Extracted material >>
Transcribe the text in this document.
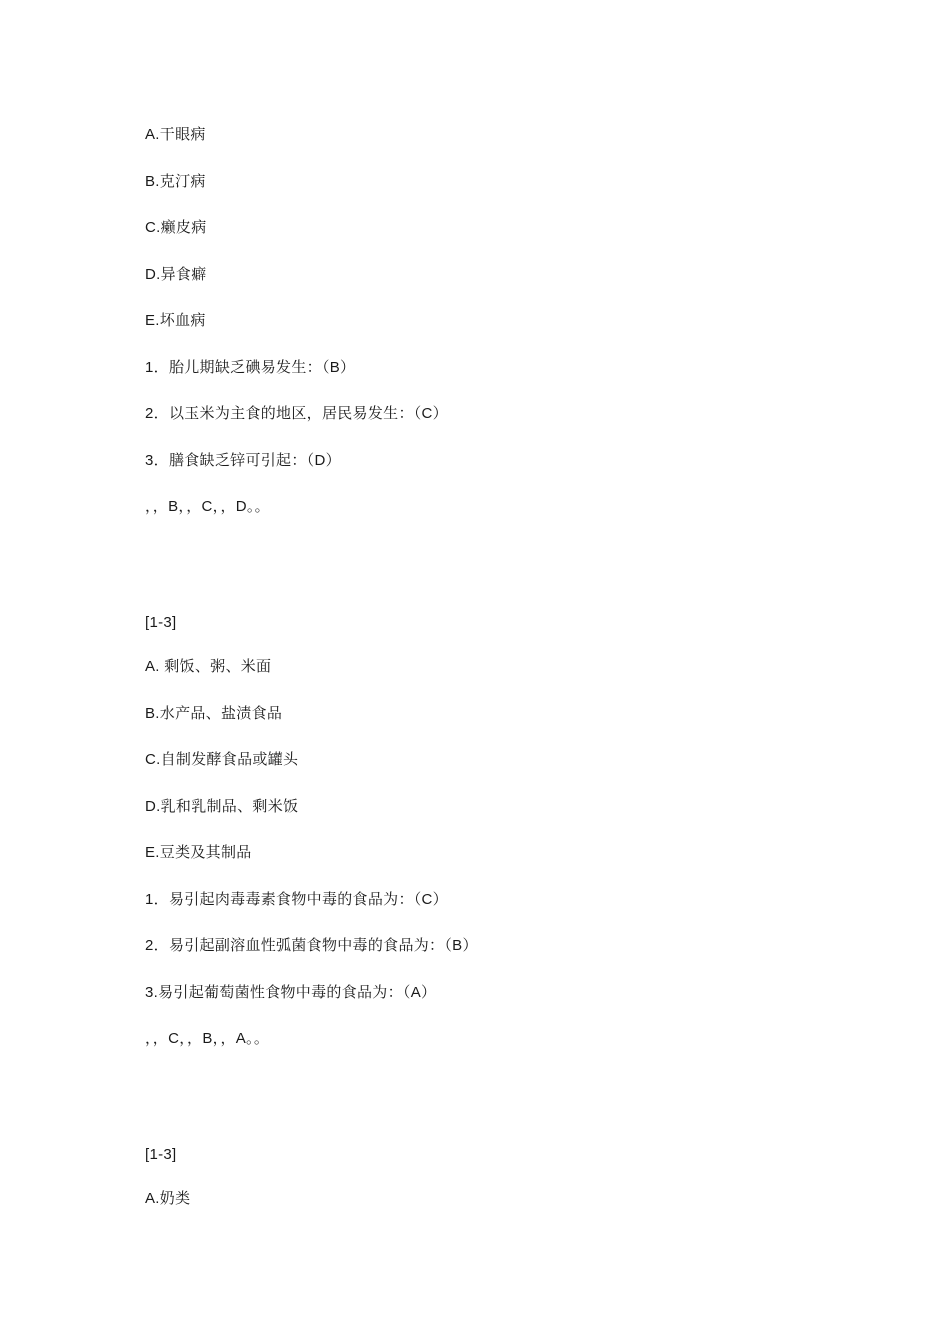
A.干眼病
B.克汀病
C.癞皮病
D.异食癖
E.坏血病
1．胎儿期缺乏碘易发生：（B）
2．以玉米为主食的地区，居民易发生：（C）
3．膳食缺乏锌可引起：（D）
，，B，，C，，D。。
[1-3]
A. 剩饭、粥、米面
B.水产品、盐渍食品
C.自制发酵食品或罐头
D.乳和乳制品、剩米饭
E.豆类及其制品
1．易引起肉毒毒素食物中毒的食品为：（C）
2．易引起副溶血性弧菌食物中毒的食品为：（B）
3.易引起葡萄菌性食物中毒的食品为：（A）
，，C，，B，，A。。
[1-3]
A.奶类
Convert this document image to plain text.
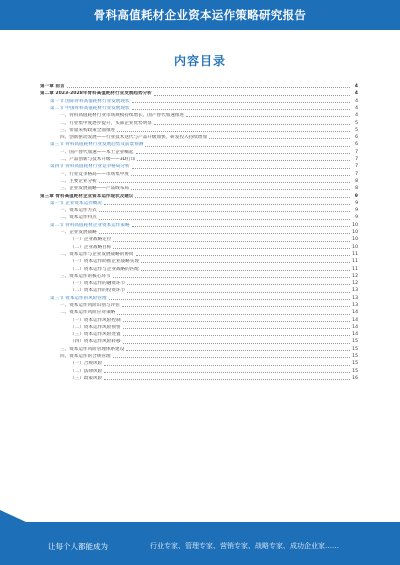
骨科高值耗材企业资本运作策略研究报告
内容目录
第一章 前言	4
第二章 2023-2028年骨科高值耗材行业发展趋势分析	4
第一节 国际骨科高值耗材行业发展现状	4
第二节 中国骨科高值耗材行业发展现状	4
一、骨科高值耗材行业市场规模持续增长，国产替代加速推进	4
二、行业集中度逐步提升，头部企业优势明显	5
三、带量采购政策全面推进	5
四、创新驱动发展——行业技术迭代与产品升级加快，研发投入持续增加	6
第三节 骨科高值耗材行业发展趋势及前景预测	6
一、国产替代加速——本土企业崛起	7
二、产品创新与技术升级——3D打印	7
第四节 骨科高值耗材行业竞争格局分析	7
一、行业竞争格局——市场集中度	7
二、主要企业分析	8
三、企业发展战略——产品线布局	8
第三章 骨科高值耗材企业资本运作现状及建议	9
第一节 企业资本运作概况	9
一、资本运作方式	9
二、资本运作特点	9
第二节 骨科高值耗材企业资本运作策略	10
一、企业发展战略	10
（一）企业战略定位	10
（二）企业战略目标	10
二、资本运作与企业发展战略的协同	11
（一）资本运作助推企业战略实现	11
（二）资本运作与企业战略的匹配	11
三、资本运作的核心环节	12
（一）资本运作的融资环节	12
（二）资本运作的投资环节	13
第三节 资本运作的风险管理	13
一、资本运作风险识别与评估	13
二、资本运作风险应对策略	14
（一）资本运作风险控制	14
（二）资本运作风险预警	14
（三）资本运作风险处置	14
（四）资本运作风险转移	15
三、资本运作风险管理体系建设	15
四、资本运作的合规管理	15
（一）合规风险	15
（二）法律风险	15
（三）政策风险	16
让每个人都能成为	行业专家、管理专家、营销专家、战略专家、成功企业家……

Short task >> Tell how many lines in the material above include the word "text", giving the number only.

Result below >> 2